Layout region records:

# # # # # # #

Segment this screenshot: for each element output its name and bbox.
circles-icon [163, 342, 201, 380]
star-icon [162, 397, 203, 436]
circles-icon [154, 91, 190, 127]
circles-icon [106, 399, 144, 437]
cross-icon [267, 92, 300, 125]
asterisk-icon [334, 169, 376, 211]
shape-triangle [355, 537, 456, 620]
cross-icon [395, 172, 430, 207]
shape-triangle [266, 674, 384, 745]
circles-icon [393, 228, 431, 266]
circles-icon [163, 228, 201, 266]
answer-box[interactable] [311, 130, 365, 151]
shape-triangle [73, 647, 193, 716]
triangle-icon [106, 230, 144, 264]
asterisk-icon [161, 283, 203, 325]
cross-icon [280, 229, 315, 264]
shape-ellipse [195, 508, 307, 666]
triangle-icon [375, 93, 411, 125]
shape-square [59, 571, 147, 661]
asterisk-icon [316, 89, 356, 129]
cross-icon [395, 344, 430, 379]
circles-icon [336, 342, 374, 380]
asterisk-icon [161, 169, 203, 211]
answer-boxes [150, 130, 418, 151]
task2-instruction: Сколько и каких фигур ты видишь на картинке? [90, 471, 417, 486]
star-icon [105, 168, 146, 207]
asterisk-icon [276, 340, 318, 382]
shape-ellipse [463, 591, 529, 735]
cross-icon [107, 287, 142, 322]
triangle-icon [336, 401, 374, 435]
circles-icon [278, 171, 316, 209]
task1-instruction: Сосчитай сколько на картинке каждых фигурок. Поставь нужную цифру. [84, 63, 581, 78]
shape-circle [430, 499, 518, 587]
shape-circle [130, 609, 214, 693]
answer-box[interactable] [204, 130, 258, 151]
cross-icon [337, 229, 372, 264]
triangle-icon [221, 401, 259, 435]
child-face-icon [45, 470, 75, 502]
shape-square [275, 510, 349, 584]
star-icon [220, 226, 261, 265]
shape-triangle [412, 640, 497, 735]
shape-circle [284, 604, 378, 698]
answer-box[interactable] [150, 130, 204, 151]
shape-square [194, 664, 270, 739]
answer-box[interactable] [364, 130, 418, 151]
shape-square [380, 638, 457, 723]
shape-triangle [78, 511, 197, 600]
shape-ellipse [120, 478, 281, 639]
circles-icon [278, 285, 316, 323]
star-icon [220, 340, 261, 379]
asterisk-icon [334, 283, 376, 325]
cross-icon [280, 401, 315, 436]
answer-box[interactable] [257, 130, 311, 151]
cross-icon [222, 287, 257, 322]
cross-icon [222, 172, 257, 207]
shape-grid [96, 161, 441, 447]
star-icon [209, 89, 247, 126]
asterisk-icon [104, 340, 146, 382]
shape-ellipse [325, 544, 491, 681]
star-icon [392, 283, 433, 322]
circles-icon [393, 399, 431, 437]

# # # # # # #

To be done -> Please give the lines of the material as a JSON list of strings, one string per line and blank lines left out, starting at the very first line and stopping after the line that contains "answer-box[interactable] [311, 130, 365, 151]". Include nothing past that line.

Solution below ->
[
  "Segment this screenshot: for each element output its name and bbox.",
  "circles-icon [163, 342, 201, 380]",
  "star-icon [162, 397, 203, 436]",
  "circles-icon [154, 91, 190, 127]",
  "circles-icon [106, 399, 144, 437]",
  "cross-icon [267, 92, 300, 125]",
  "asterisk-icon [334, 169, 376, 211]",
  "shape-triangle [355, 537, 456, 620]",
  "cross-icon [395, 172, 430, 207]",
  "shape-triangle [266, 674, 384, 745]",
  "circles-icon [393, 228, 431, 266]",
  "circles-icon [163, 228, 201, 266]",
  "answer-box[interactable] [311, 130, 365, 151]"
]